● GOAL
Pick out every line of the entries below where "screw" occurs, and copy those lines.

Entries taken from a collection:
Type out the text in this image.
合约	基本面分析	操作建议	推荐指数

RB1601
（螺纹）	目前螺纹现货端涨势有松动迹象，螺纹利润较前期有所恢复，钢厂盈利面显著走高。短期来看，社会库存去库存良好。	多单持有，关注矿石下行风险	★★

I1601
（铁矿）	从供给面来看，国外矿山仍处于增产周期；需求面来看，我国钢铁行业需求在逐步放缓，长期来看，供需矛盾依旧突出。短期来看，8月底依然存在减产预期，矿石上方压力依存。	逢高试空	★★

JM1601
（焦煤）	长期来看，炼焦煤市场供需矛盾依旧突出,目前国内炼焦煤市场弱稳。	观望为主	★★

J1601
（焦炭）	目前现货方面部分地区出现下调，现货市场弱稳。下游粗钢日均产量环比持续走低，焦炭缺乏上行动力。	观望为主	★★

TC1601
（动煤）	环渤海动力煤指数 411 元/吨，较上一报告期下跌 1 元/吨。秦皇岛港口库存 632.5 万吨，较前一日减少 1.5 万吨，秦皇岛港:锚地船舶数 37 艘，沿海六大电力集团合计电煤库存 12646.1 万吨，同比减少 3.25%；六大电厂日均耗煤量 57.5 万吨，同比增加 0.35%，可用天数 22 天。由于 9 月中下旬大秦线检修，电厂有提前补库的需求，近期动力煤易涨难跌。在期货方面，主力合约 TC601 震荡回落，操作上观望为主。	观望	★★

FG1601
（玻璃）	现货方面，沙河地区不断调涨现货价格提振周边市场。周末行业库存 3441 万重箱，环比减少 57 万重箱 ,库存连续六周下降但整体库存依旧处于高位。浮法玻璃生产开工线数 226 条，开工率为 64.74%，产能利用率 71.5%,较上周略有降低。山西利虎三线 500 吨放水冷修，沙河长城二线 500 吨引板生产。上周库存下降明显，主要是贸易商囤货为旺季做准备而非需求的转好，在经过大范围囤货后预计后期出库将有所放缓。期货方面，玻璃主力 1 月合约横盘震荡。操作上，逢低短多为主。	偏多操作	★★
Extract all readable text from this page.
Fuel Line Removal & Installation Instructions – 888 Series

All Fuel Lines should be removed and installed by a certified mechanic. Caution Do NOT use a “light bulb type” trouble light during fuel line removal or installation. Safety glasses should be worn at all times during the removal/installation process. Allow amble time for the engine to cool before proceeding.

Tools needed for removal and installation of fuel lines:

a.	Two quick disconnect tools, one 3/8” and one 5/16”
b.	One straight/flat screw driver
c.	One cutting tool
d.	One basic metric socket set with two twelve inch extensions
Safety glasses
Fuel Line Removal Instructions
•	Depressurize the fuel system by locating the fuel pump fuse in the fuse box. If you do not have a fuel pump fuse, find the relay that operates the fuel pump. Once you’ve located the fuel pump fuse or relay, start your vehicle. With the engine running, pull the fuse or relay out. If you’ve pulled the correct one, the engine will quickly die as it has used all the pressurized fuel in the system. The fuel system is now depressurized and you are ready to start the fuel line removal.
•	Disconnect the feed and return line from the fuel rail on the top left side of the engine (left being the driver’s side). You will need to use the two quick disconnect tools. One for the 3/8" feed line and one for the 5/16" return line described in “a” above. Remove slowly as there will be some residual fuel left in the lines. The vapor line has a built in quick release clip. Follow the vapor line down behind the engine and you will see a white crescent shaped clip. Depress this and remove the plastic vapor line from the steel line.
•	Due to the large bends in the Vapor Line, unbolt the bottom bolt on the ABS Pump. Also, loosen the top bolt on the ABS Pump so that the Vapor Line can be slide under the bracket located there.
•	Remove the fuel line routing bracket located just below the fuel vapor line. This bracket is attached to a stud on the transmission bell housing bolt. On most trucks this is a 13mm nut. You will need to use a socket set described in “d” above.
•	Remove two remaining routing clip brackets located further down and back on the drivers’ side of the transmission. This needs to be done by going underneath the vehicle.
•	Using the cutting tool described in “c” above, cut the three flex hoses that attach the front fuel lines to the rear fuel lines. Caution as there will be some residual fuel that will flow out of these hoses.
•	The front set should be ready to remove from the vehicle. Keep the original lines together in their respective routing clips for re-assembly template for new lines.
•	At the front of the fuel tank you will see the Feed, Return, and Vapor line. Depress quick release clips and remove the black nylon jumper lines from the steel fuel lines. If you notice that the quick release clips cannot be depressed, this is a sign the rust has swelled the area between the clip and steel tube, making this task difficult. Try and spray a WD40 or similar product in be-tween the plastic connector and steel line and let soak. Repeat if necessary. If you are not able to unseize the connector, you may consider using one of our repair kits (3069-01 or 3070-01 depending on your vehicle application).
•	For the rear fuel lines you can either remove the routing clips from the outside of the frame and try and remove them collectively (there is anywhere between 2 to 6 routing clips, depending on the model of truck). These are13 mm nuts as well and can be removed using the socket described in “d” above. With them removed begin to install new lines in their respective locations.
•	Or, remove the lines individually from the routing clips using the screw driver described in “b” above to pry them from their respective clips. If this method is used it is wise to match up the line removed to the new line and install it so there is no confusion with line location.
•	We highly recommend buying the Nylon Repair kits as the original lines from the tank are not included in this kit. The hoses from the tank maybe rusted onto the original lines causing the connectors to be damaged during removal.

● SOLUTION TO THIS EXERCISE
b.	One straight/flat screw driver
•	Or, remove the lines individually from the routing clips using the screw driver described in “b” above to pry them from their respective clips. If this method is used it is wise to match up the line removed to the new line and install it so there is no confusion with line location.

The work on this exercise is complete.